▶ _Description of the task_:
Each entry below must be repeated exactly, with pictures left out.

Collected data
+++++
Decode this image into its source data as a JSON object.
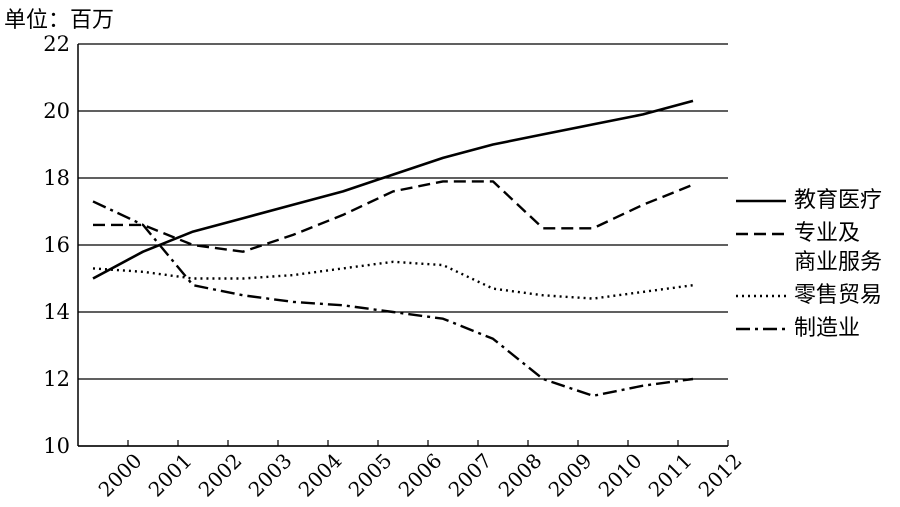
{
  "chart_data": {
    "type": "line",
    "unit_label": "单位：百万",
    "x": [
      "2000",
      "2001",
      "2002",
      "2003",
      "2004",
      "2005",
      "2006",
      "2007",
      "2008",
      "2009",
      "2010",
      "2011",
      "2012"
    ],
    "ylim": [
      10,
      22
    ],
    "yticks": [
      10,
      12,
      14,
      16,
      18,
      20,
      22
    ],
    "grid": "horizontal",
    "legend_position": "right",
    "series": [
      {
        "name": "教育医疗",
        "style": "solid",
        "values": [
          15.0,
          15.8,
          16.4,
          16.8,
          17.2,
          17.6,
          18.1,
          18.6,
          19.0,
          19.3,
          19.6,
          19.9,
          20.3
        ]
      },
      {
        "name": "专业及\n商业服务",
        "style": "dashed",
        "values": [
          16.6,
          16.6,
          16.0,
          15.8,
          16.3,
          16.9,
          17.6,
          17.9,
          17.9,
          16.5,
          16.5,
          17.2,
          17.8
        ]
      },
      {
        "name": "零售贸易",
        "style": "dotted",
        "values": [
          15.3,
          15.2,
          15.0,
          15.0,
          15.1,
          15.3,
          15.5,
          15.4,
          14.7,
          14.5,
          14.4,
          14.6,
          14.8
        ]
      },
      {
        "name": "制造业",
        "style": "dashdot",
        "values": [
          17.3,
          16.6,
          14.8,
          14.5,
          14.3,
          14.2,
          14.0,
          13.8,
          13.2,
          12.0,
          11.5,
          11.8,
          12.0
        ]
      }
    ]
  }
}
+++++
▶ _Completed exercise_:
Decode this image into its source data as a JSON object.
{
  "chart_data": {
    "type": "line",
    "unit_label": "单位：百万",
    "x": [
      "2000",
      "2001",
      "2002",
      "2003",
      "2004",
      "2005",
      "2006",
      "2007",
      "2008",
      "2009",
      "2010",
      "2011",
      "2012"
    ],
    "ylim": [
      10,
      22
    ],
    "yticks": [
      10,
      12,
      14,
      16,
      18,
      20,
      22
    ],
    "grid": "horizontal",
    "legend_position": "right",
    "series": [
      {
        "name": "教育医疗",
        "style": "solid",
        "values": [
          15.0,
          15.8,
          16.4,
          16.8,
          17.2,
          17.6,
          18.1,
          18.6,
          19.0,
          19.3,
          19.6,
          19.9,
          20.3
        ]
      },
      {
        "name": "专业及\n商业服务",
        "style": "dashed",
        "values": [
          16.6,
          16.6,
          16.0,
          15.8,
          16.3,
          16.9,
          17.6,
          17.9,
          17.9,
          16.5,
          16.5,
          17.2,
          17.8
        ]
      },
      {
        "name": "零售贸易",
        "style": "dotted",
        "values": [
          15.3,
          15.2,
          15.0,
          15.0,
          15.1,
          15.3,
          15.5,
          15.4,
          14.7,
          14.5,
          14.4,
          14.6,
          14.8
        ]
      },
      {
        "name": "制造业",
        "style": "dashdot",
        "values": [
          17.3,
          16.6,
          14.8,
          14.5,
          14.3,
          14.2,
          14.0,
          13.8,
          13.2,
          12.0,
          11.5,
          11.8,
          12.0
        ]
      }
    ]
  }
}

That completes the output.